What you need to do:
Repeat every entry word for word, but leave the images out of your copy.
Begin
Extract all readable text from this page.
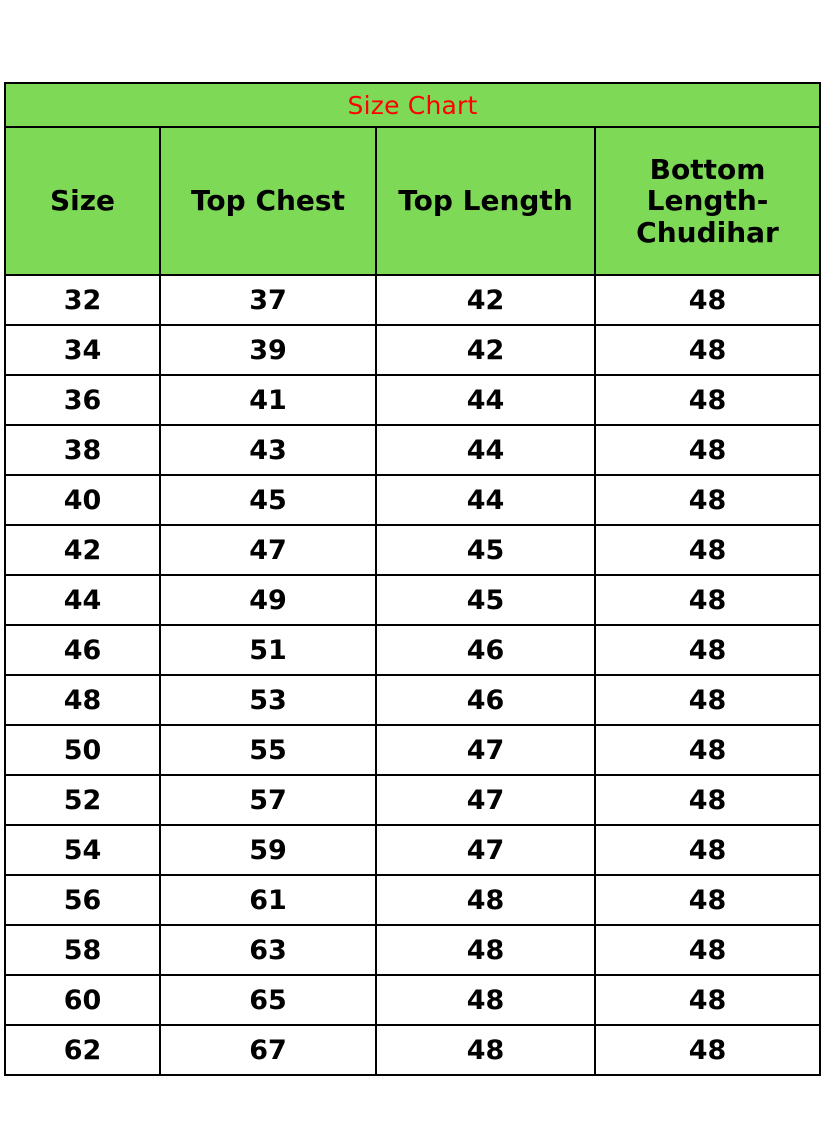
Size Chart			
Size	Top Chest	Top Length	Bottom Length-Chudihar
32	37	42	48
34	39	42	48
36	41	44	48
38	43	44	48
40	45	44	48
42	47	45	48
44	49	45	48
46	51	46	48
48	53	46	48
50	55	47	48
52	57	47	48
54	59	47	48
56	61	48	48
58	63	48	48
60	65	48	48
62	67	48	48
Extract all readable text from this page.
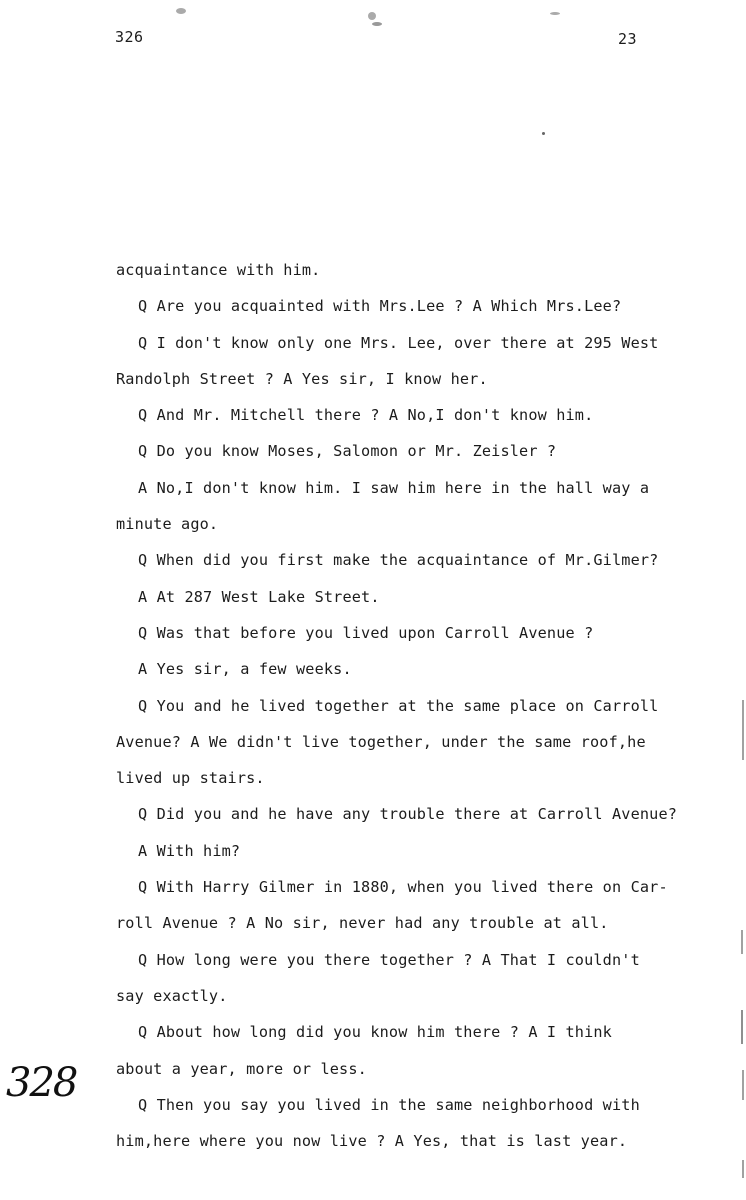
326	23
acquaintance with him.
Q Are you acquainted with Mrs.Lee ? A Which Mrs.Lee?
Q I don't know only one Mrs. Lee, over there at 295 West
Randolph Street ? A Yes sir, I know her.
Q And Mr. Mitchell there ? A No,I don't know him.
Q Do you know Moses, Salomon or Mr. Zeisler ?
A No,I don't know him. I saw him here in the hall way a
minute ago.
Q When did you first make the acquaintance of Mr.Gilmer?
A At 287 West Lake Street.
Q Was that before you lived upon Carroll Avenue ?
A Yes sir, a few weeks.
Q You and he lived together at the same place on Carroll
Avenue? A We didn't live together, under the same roof,he
lived up stairs.
Q Did you and he have any trouble there at Carroll Avenue?
A With him?
Q With Harry Gilmer in 1880, when you lived there on Car-
roll Avenue ? A No sir, never had any trouble at all.
Q How long were you there together ? A That I couldn't
say exactly.
Q About how long did you know him there ? A I think
about a year, more or less.
Q Then you say you lived in the same neighborhood with
him,here where you now live ? A Yes, that is last year.
328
End
Exercise solution:
Extract all readable text from this page.
Size Chart			
Size	Top Chest	Top Length	Bottom Length-Chudihar
32	37	42	48
34	39	42	48
36	41	44	48
38	43	44	48
40	45	44	48
42	47	45	48
44	49	45	48
46	51	46	48
48	53	46	48
50	55	47	48
52	57	47	48
54	59	47	48
56	61	48	48
58	63	48	48
60	65	48	48
62	67	48	48
Extract all readable text from this page.
326	23
acquaintance with him.
Q Are you acquainted with Mrs.Lee ? A Which Mrs.Lee?
Q I don't know only one Mrs. Lee, over there at 295 West
Randolph Street ? A Yes sir, I know her.
Q And Mr. Mitchell there ? A No,I don't know him.
Q Do you know Moses, Salomon or Mr. Zeisler ?
A No,I don't know him. I saw him here in the hall way a
minute ago.
Q When did you first make the acquaintance of Mr.Gilmer?
A At 287 West Lake Street.
Q Was that before you lived upon Carroll Avenue ?
A Yes sir, a few weeks.
Q You and he lived together at the same place on Carroll
Avenue? A We didn't live together, under the same roof,he
lived up stairs.
Q Did you and he have any trouble there at Carroll Avenue?
A With him?
Q With Harry Gilmer in 1880, when you lived there on Car-
roll Avenue ? A No sir, never had any trouble at all.
Q How long were you there together ? A That I couldn't
say exactly.
Q About how long did you know him there ? A I think
about a year, more or less.
Q Then you say you lived in the same neighborhood with
him,here where you now live ? A Yes, that is last year.
328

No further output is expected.